PROBLEM:
In the entries below, how many lines hold the string "that"? Give only the number.
Begin SUPPLIED RECORDS
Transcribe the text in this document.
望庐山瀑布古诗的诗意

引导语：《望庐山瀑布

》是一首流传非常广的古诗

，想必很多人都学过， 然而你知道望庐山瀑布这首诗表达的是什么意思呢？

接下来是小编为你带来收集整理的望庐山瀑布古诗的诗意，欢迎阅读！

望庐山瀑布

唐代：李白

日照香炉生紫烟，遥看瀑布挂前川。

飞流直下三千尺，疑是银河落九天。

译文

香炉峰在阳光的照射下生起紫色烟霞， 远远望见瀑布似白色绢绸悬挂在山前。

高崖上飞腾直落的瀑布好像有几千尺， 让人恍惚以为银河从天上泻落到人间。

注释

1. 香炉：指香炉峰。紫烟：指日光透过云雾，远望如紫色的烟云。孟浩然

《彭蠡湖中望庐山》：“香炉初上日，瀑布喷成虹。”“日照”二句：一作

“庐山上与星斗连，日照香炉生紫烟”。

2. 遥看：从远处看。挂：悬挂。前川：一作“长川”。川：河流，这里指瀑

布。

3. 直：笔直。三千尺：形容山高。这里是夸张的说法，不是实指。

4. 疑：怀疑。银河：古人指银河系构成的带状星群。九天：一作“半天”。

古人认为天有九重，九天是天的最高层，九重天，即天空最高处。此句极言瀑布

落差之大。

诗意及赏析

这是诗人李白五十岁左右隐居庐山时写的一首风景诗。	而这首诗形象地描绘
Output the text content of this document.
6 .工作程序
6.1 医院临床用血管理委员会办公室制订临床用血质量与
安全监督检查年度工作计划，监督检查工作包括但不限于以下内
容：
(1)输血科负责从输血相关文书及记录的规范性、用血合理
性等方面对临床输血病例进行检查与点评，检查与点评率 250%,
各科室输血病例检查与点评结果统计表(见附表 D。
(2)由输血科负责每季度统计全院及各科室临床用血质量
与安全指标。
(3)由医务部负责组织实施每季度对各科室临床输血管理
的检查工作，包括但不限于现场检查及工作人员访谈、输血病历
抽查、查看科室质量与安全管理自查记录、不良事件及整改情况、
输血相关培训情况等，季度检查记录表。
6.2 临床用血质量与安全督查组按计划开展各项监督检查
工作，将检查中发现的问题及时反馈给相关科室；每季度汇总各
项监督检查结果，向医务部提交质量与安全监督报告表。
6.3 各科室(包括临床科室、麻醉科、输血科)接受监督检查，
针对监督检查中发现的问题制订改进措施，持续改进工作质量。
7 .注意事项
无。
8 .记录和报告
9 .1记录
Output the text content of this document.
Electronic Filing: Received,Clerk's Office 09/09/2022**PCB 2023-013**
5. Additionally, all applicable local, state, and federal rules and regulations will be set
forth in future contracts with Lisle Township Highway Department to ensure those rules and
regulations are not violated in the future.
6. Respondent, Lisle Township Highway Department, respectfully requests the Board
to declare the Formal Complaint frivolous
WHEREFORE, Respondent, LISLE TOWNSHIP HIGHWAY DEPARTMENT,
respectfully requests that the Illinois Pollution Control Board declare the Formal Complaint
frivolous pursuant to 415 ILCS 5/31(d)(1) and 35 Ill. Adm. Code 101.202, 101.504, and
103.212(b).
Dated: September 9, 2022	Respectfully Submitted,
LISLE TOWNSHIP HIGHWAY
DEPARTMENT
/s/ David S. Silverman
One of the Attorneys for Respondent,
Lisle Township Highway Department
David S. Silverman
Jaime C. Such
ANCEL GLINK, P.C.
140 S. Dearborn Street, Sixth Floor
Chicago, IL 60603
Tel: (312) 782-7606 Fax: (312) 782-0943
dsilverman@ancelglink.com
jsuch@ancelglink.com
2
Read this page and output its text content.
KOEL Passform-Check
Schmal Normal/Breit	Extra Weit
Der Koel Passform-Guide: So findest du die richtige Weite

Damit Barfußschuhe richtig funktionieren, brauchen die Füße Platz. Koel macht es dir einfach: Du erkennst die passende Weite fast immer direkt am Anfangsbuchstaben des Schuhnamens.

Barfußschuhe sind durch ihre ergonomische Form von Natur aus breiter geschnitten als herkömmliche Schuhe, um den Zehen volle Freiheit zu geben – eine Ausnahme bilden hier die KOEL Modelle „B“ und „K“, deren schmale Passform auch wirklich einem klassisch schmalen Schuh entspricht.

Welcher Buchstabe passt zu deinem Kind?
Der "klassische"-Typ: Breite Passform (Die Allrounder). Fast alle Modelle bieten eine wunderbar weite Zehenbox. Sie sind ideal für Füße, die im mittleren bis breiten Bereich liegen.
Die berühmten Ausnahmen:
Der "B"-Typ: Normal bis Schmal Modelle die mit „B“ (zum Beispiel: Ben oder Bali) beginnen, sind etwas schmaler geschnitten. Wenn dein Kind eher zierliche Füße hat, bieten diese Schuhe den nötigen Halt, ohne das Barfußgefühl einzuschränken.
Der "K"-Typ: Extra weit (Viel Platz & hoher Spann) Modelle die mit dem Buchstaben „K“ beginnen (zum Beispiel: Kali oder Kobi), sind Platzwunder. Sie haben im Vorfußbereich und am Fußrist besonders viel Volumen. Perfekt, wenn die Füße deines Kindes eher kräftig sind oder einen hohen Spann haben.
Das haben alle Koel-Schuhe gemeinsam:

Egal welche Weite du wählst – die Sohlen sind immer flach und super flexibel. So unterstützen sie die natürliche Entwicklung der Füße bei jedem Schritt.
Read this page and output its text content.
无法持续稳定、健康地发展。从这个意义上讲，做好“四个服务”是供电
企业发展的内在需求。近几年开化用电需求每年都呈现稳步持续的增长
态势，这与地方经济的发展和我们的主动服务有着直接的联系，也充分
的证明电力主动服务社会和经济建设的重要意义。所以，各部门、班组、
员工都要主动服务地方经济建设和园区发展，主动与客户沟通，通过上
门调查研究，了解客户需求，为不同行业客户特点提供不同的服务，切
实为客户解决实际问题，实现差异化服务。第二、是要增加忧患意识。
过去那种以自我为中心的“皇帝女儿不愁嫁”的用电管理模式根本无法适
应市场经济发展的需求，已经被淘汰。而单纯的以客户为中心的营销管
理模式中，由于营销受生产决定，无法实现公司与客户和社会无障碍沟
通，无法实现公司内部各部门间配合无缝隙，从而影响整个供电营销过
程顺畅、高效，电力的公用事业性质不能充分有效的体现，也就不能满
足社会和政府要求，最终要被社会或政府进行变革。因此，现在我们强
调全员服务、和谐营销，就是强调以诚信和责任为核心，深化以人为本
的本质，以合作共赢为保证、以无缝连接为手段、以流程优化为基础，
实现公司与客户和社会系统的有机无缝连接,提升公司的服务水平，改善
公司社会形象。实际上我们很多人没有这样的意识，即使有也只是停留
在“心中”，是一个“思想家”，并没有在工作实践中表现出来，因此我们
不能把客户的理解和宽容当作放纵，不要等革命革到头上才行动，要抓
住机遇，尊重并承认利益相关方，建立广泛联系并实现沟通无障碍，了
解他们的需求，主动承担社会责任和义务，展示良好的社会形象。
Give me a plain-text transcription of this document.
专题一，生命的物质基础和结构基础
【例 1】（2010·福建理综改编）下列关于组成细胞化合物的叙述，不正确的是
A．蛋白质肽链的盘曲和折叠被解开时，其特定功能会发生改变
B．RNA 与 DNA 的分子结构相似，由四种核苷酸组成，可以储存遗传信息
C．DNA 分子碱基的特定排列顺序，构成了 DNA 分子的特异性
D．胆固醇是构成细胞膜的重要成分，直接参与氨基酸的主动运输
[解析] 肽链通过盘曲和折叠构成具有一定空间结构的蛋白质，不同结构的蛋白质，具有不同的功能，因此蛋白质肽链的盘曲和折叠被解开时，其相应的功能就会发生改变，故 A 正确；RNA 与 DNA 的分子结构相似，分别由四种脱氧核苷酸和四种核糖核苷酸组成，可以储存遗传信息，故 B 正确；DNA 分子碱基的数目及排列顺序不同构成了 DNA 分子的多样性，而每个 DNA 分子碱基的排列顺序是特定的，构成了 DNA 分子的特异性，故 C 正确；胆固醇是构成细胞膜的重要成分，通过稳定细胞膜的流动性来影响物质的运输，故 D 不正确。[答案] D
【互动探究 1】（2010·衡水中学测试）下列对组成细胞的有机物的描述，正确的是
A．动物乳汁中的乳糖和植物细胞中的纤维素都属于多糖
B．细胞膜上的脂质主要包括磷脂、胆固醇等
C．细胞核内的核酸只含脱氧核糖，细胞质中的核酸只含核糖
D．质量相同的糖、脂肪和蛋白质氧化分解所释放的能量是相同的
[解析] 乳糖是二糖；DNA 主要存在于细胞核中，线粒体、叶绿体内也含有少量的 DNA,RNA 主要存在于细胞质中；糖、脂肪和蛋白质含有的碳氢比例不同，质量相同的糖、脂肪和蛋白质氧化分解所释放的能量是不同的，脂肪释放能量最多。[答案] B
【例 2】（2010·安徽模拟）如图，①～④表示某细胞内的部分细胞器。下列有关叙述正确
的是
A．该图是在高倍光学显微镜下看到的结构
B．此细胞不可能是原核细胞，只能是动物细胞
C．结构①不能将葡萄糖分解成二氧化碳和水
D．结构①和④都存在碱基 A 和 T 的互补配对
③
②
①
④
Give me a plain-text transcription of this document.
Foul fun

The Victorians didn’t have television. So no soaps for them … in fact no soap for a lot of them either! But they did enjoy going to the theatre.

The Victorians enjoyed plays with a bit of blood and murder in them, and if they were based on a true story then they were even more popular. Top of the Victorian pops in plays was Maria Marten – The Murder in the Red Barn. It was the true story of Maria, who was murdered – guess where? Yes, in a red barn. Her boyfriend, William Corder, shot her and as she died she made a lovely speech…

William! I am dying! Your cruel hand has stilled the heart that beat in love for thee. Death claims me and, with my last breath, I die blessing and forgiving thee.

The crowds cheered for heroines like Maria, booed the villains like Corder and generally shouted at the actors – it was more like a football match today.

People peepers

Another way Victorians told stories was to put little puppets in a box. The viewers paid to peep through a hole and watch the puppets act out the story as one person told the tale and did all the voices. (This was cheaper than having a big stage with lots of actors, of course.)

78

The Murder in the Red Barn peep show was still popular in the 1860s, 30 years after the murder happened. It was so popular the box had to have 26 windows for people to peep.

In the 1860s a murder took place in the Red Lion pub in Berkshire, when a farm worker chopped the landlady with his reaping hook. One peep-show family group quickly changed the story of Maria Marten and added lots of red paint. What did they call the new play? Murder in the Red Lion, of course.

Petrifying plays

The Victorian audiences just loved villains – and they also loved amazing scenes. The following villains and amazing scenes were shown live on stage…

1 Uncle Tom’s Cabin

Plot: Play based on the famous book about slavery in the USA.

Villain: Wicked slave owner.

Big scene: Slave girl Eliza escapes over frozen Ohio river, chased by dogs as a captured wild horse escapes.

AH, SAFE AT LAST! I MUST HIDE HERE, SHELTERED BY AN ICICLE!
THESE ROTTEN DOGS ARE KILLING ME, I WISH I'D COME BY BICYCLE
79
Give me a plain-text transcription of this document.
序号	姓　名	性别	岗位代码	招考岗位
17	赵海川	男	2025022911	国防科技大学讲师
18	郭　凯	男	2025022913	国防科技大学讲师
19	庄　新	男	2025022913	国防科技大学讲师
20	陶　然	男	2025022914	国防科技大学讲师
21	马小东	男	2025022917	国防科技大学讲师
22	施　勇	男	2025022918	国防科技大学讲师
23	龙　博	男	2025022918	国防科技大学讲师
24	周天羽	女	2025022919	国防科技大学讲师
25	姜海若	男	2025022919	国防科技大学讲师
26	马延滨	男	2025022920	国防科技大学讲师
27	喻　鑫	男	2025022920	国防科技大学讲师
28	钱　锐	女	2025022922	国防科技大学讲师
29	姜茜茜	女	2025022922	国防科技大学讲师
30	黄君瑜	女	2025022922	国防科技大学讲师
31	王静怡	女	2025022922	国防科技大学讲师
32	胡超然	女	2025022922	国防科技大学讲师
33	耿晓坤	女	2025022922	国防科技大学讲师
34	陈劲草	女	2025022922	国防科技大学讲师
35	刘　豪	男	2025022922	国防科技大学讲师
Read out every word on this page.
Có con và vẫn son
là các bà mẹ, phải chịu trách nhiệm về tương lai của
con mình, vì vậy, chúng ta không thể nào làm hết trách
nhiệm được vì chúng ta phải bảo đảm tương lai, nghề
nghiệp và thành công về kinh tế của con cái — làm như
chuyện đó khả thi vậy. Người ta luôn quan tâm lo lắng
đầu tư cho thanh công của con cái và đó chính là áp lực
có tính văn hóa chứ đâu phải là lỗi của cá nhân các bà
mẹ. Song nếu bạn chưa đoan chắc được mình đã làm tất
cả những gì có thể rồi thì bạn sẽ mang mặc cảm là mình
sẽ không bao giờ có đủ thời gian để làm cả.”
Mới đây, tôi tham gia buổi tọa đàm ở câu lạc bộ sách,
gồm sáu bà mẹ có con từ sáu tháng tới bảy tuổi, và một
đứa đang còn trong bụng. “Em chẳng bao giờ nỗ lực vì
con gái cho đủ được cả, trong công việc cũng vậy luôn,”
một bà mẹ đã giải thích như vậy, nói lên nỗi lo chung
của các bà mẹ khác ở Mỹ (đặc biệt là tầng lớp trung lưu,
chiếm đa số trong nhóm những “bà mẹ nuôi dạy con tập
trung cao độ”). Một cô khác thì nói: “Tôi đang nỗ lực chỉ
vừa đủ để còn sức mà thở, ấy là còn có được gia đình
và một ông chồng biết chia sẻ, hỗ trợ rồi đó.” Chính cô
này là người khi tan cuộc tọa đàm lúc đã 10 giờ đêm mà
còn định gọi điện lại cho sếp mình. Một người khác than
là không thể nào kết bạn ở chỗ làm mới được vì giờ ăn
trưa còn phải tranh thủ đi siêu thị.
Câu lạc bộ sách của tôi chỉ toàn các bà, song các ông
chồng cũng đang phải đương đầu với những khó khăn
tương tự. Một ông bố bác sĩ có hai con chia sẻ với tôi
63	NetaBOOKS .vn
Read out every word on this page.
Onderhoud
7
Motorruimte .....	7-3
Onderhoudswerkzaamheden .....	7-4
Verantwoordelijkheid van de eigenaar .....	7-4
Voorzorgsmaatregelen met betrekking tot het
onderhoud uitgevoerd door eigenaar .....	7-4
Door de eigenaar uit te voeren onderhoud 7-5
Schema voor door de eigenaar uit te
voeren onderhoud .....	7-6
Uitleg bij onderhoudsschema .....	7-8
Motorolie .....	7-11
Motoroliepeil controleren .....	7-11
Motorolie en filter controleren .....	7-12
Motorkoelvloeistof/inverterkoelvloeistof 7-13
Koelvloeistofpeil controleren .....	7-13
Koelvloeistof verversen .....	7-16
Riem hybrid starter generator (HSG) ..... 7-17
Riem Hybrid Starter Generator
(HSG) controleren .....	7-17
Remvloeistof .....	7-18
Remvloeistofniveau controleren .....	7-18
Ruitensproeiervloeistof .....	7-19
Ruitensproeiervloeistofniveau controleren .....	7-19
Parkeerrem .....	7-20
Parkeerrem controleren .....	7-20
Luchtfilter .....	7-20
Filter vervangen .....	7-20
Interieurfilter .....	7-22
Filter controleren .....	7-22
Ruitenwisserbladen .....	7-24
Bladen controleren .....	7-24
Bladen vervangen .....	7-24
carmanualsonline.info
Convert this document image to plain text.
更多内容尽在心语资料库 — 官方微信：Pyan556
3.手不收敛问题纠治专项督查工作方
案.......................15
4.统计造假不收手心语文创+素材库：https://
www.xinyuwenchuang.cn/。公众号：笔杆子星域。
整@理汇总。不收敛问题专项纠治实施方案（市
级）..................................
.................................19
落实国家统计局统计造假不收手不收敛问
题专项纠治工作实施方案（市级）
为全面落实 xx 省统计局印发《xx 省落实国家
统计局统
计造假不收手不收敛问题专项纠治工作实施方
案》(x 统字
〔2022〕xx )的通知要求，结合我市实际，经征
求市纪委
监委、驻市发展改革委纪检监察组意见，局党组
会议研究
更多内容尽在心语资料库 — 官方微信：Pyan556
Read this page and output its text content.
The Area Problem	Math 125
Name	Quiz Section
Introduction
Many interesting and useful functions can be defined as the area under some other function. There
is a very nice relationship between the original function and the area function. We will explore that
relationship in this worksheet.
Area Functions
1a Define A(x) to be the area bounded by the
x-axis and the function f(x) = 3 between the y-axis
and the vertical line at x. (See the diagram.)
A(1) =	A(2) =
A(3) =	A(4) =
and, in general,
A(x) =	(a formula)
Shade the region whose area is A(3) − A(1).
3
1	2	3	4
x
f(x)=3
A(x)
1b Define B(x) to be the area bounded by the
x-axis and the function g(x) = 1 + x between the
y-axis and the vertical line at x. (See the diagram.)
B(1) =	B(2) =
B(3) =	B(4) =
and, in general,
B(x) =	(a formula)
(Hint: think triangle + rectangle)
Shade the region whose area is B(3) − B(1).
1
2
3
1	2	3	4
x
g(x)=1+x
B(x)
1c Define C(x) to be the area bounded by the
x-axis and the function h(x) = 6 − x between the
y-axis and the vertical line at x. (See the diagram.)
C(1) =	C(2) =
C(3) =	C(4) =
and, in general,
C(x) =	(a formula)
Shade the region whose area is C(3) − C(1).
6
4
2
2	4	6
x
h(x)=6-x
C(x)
End SUPPLIED RECORDS
SOLUTION TO THIS TASK:
3